Present the following entries again, word for word and in full.

-------- Dataset records

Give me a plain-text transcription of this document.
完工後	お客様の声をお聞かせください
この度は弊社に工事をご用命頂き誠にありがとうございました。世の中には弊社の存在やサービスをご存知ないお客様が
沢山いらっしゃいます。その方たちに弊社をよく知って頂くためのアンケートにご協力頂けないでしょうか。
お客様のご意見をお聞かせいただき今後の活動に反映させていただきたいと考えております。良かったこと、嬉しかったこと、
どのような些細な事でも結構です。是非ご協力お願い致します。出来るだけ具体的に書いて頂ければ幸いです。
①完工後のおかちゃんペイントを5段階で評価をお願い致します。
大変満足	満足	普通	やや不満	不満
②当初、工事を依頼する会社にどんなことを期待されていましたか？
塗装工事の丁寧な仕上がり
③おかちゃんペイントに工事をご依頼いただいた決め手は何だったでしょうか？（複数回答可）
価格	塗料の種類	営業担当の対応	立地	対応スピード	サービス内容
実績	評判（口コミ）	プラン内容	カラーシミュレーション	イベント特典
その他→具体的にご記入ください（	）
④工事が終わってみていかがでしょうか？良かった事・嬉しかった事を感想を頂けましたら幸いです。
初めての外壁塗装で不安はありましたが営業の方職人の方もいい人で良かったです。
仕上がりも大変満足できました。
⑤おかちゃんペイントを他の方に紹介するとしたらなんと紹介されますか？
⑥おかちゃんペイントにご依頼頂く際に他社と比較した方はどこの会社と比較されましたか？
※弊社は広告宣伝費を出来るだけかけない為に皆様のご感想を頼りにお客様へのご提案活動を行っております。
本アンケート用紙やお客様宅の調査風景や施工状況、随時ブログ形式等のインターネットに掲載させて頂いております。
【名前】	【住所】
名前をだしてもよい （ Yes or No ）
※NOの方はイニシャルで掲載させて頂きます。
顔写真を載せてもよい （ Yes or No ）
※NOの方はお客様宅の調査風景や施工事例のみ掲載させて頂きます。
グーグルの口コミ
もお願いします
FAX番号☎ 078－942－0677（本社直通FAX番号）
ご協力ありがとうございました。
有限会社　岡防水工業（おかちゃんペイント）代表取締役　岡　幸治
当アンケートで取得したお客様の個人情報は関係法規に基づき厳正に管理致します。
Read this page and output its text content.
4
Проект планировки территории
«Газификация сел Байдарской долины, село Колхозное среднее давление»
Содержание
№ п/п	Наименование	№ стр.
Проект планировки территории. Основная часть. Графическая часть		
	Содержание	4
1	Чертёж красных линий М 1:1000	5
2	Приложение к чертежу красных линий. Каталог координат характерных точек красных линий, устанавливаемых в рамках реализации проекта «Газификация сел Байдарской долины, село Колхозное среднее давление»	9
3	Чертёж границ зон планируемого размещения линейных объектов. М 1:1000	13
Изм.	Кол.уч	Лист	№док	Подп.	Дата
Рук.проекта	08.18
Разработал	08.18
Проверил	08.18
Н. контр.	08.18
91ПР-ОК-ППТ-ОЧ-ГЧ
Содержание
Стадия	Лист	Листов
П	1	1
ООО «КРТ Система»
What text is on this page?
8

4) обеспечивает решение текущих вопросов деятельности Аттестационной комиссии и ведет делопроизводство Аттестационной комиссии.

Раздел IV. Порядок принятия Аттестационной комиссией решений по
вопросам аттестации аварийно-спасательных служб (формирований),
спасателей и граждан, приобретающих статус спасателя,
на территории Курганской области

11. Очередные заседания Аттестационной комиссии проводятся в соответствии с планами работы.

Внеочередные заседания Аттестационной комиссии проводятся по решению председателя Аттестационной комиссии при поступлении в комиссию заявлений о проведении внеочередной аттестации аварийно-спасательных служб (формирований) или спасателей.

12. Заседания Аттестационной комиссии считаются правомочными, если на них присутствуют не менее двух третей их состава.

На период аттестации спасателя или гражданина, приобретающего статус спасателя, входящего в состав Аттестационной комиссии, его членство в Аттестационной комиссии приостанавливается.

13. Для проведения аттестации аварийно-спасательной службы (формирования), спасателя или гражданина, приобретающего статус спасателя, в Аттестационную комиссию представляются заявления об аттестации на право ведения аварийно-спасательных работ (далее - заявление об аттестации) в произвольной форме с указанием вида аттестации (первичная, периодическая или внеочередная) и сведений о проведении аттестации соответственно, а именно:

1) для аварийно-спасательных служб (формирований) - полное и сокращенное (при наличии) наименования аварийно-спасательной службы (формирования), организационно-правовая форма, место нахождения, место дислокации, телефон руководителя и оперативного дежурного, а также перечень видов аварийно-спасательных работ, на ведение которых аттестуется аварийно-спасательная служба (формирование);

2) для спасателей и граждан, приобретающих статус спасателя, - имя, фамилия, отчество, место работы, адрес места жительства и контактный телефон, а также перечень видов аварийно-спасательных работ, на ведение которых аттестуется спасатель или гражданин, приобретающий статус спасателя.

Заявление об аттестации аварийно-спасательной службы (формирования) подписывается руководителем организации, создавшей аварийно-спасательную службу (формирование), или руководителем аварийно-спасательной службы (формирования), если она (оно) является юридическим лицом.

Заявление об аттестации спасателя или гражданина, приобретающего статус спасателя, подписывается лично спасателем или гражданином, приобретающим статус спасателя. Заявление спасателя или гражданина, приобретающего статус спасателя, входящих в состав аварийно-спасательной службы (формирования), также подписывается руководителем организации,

----------------

**Exercise solution:**
Give me a plain-text transcription of this document.
完工後	お客様の声をお聞かせください
この度は弊社に工事をご用命頂き誠にありがとうございました。世の中には弊社の存在やサービスをご存知ないお客様が
沢山いらっしゃいます。その方たちに弊社をよく知って頂くためのアンケートにご協力頂けないでしょうか。
お客様のご意見をお聞かせいただき今後の活動に反映させていただきたいと考えております。良かったこと、嬉しかったこと、
どのような些細な事でも結構です。是非ご協力お願い致します。出来るだけ具体的に書いて頂ければ幸いです。
①完工後のおかちゃんペイントを5段階で評価をお願い致します。
大変満足	満足	普通	やや不満	不満
②当初、工事を依頼する会社にどんなことを期待されていましたか？
塗装工事の丁寧な仕上がり
③おかちゃんペイントに工事をご依頼いただいた決め手は何だったでしょうか？（複数回答可）
価格	塗料の種類	営業担当の対応	立地	対応スピード	サービス内容
実績	評判（口コミ）	プラン内容	カラーシミュレーション	イベント特典
その他→具体的にご記入ください（	）
④工事が終わってみていかがでしょうか？良かった事・嬉しかった事を感想を頂けましたら幸いです。
初めての外壁塗装で不安はありましたが営業の方職人の方もいい人で良かったです。
仕上がりも大変満足できました。
⑤おかちゃんペイントを他の方に紹介するとしたらなんと紹介されますか？
⑥おかちゃんペイントにご依頼頂く際に他社と比較した方はどこの会社と比較されましたか？
※弊社は広告宣伝費を出来るだけかけない為に皆様のご感想を頼りにお客様へのご提案活動を行っております。
本アンケート用紙やお客様宅の調査風景や施工状況、随時ブログ形式等のインターネットに掲載させて頂いております。
【名前】	【住所】
名前をだしてもよい （ Yes or No ）
※NOの方はイニシャルで掲載させて頂きます。
顔写真を載せてもよい （ Yes or No ）
※NOの方はお客様宅の調査風景や施工事例のみ掲載させて頂きます。
グーグルの口コミ
もお願いします
FAX番号☎ 078－942－0677（本社直通FAX番号）
ご協力ありがとうございました。
有限会社　岡防水工業（おかちゃんペイント）代表取締役　岡　幸治
当アンケートで取得したお客様の個人情報は関係法規に基づき厳正に管理致します。
Read this page and output its text content.
4
Проект планировки территории
«Газификация сел Байдарской долины, село Колхозное среднее давление»
Содержание
№ п/п	Наименование	№ стр.
Проект планировки территории. Основная часть. Графическая часть		
	Содержание	4
1	Чертёж красных линий М 1:1000	5
2	Приложение к чертежу красных линий. Каталог координат характерных точек красных линий, устанавливаемых в рамках реализации проекта «Газификация сел Байдарской долины, село Колхозное среднее давление»	9
3	Чертёж границ зон планируемого размещения линейных объектов. М 1:1000	13
Изм.	Кол.уч	Лист	№док	Подп.	Дата
Рук.проекта	08.18
Разработал	08.18
Проверил	08.18
Н. контр.	08.18
91ПР-ОК-ППТ-ОЧ-ГЧ
Содержание
Стадия	Лист	Листов
П	1	1
ООО «КРТ Система»
What text is on this page?
8

4) обеспечивает решение текущих вопросов деятельности Аттестационной комиссии и ведет делопроизводство Аттестационной комиссии.

Раздел IV. Порядок принятия Аттестационной комиссией решений по
вопросам аттестации аварийно-спасательных служб (формирований),
спасателей и граждан, приобретающих статус спасателя,
на территории Курганской области

11. Очередные заседания Аттестационной комиссии проводятся в соответствии с планами работы.

Внеочередные заседания Аттестационной комиссии проводятся по решению председателя Аттестационной комиссии при поступлении в комиссию заявлений о проведении внеочередной аттестации аварийно-спасательных служб (формирований) или спасателей.

12. Заседания Аттестационной комиссии считаются правомочными, если на них присутствуют не менее двух третей их состава.

На период аттестации спасателя или гражданина, приобретающего статус спасателя, входящего в состав Аттестационной комиссии, его членство в Аттестационной комиссии приостанавливается.

13. Для проведения аттестации аварийно-спасательной службы (формирования), спасателя или гражданина, приобретающего статус спасателя, в Аттестационную комиссию представляются заявления об аттестации на право ведения аварийно-спасательных работ (далее - заявление об аттестации) в произвольной форме с указанием вида аттестации (первичная, периодическая или внеочередная) и сведений о проведении аттестации соответственно, а именно:

1) для аварийно-спасательных служб (формирований) - полное и сокращенное (при наличии) наименования аварийно-спасательной службы (формирования), организационно-правовая форма, место нахождения, место дислокации, телефон руководителя и оперативного дежурного, а также перечень видов аварийно-спасательных работ, на ведение которых аттестуется аварийно-спасательная служба (формирование);

2) для спасателей и граждан, приобретающих статус спасателя, - имя, фамилия, отчество, место работы, адрес места жительства и контактный телефон, а также перечень видов аварийно-спасательных работ, на ведение которых аттестуется спасатель или гражданин, приобретающий статус спасателя.

Заявление об аттестации аварийно-спасательной службы (формирования) подписывается руководителем организации, создавшей аварийно-спасательную службу (формирование), или руководителем аварийно-спасательной службы (формирования), если она (оно) является юридическим лицом.

Заявление об аттестации спасателя или гражданина, приобретающего статус спасателя, подписывается лично спасателем или гражданином, приобретающим статус спасателя. Заявление спасателя или гражданина, приобретающего статус спасателя, входящих в состав аварийно-спасательной службы (формирования), также подписывается руководителем организации,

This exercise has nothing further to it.